[Collected data]

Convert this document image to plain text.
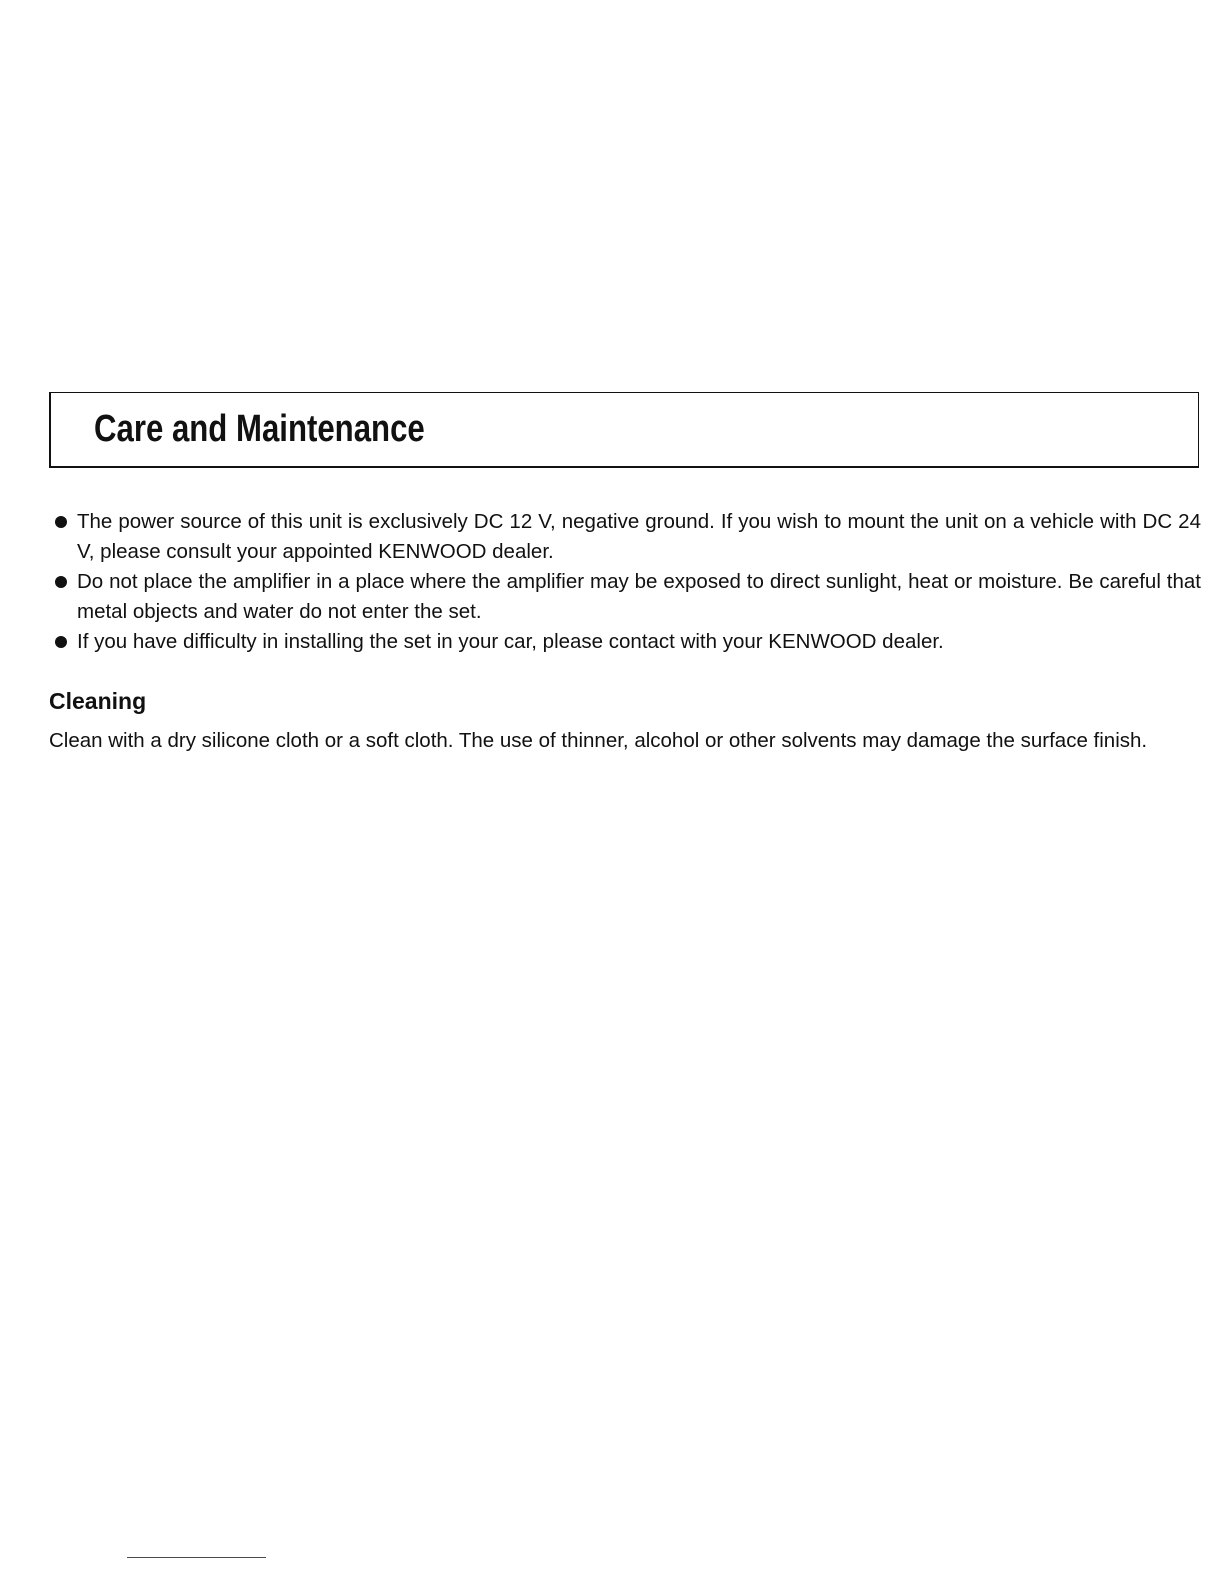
Care and Maintenance
The power source of this unit is exclusively DC 12 V, negative ground. If you wish to mount the unit on a vehicle with DC 24 V, please consult your appointed KENWOOD dealer.
Do not place the amplifier in a place where the amplifier may be exposed to direct sunlight, heat or moisture. Be careful that metal objects and water do not enter the set.
If you have difficulty in installing the set in your car, please contact with your KENWOOD dealer.
Cleaning

Clean with a dry silicone cloth or a soft cloth. The use of thinner, alcohol or other solvents may damage the surface finish.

[GIVEN TASK] Reply with one number only: how many lines of the listing hold "KENWOOD"?

[FULL OUTPUT] 2